----- RECORDS FOR THE TASK
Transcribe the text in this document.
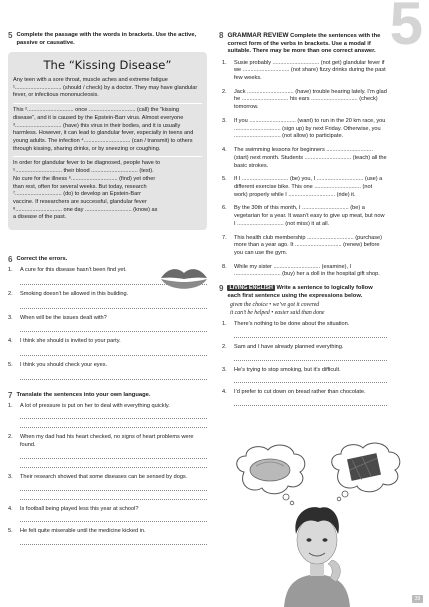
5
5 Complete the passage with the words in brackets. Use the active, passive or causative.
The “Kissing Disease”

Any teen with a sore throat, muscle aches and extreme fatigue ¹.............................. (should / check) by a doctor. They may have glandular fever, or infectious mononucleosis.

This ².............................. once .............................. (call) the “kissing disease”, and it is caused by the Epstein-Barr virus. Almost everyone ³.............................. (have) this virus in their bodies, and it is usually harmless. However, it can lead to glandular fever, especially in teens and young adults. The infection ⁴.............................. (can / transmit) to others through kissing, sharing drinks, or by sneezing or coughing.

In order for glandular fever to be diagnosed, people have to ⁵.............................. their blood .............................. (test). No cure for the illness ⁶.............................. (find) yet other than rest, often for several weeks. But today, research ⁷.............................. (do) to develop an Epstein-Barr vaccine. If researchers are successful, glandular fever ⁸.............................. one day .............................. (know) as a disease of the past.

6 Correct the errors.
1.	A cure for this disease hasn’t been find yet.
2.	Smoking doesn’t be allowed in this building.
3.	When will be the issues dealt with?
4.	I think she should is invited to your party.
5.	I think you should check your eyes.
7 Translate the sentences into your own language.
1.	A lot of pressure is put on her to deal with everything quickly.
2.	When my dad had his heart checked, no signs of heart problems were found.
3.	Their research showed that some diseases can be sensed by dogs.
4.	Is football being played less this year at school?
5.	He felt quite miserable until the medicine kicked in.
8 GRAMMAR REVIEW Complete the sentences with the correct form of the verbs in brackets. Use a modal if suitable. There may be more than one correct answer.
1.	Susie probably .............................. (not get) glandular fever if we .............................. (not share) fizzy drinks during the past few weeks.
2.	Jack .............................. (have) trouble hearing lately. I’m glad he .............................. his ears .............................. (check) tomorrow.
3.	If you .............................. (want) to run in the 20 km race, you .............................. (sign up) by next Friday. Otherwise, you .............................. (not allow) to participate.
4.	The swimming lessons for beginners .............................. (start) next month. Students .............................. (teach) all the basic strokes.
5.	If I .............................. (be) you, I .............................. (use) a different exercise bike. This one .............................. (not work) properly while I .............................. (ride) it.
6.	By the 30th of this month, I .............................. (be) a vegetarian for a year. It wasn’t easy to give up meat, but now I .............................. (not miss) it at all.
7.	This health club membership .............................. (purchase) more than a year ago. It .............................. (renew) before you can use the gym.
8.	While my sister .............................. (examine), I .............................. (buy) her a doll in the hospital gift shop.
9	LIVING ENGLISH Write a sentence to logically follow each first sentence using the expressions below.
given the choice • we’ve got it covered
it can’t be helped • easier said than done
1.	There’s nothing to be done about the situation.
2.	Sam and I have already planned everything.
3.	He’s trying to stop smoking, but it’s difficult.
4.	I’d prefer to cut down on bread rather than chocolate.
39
----------
REQUIRED WORK
Each entry is to be transcribed verbatim, and any picture in it is to be skipped.

RESULT BELOW
Transcribe the text in this document.
5
5 Complete the passage with the words in brackets. Use the active, passive or causative.
The “Kissing Disease”

Any teen with a sore throat, muscle aches and extreme fatigue ¹.............................. (should / check) by a doctor. They may have glandular fever, or infectious mononucleosis.

This ².............................. once .............................. (call) the “kissing disease”, and it is caused by the Epstein-Barr virus. Almost everyone ³.............................. (have) this virus in their bodies, and it is usually harmless. However, it can lead to glandular fever, especially in teens and young adults. The infection ⁴.............................. (can / transmit) to others through kissing, sharing drinks, or by sneezing or coughing.

In order for glandular fever to be diagnosed, people have to ⁵.............................. their blood .............................. (test). No cure for the illness ⁶.............................. (find) yet other than rest, often for several weeks. But today, research ⁷.............................. (do) to develop an Epstein-Barr vaccine. If researchers are successful, glandular fever ⁸.............................. one day .............................. (know) as a disease of the past.

6 Correct the errors.
1.	A cure for this disease hasn’t been find yet.
2.	Smoking doesn’t be allowed in this building.
3.	When will be the issues dealt with?
4.	I think she should is invited to your party.
5.	I think you should check your eyes.
7 Translate the sentences into your own language.
1.	A lot of pressure is put on her to deal with everything quickly.
2.	When my dad had his heart checked, no signs of heart problems were found.
3.	Their research showed that some diseases can be sensed by dogs.
4.	Is football being played less this year at school?
5.	He felt quite miserable until the medicine kicked in.
8 GRAMMAR REVIEW Complete the sentences with the correct form of the verbs in brackets. Use a modal if suitable. There may be more than one correct answer.
1.	Susie probably .............................. (not get) glandular fever if we .............................. (not share) fizzy drinks during the past few weeks.
2.	Jack .............................. (have) trouble hearing lately. I’m glad he .............................. his ears .............................. (check) tomorrow.
3.	If you .............................. (want) to run in the 20 km race, you .............................. (sign up) by next Friday. Otherwise, you .............................. (not allow) to participate.
4.	The swimming lessons for beginners .............................. (start) next month. Students .............................. (teach) all the basic strokes.
5.	If I .............................. (be) you, I .............................. (use) a different exercise bike. This one .............................. (not work) properly while I .............................. (ride) it.
6.	By the 30th of this month, I .............................. (be) a vegetarian for a year. It wasn’t easy to give up meat, but now I .............................. (not miss) it at all.
7.	This health club membership .............................. (purchase) more than a year ago. It .............................. (renew) before you can use the gym.
8.	While my sister .............................. (examine), I .............................. (buy) her a doll in the hospital gift shop.
9	LIVING ENGLISH Write a sentence to logically follow each first sentence using the expressions below.
given the choice • we’ve got it covered
it can’t be helped • easier said than done
1.	There’s nothing to be done about the situation.
2.	Sam and I have already planned everything.
3.	He’s trying to stop smoking, but it’s difficult.
4.	I’d prefer to cut down on bread rather than chocolate.
39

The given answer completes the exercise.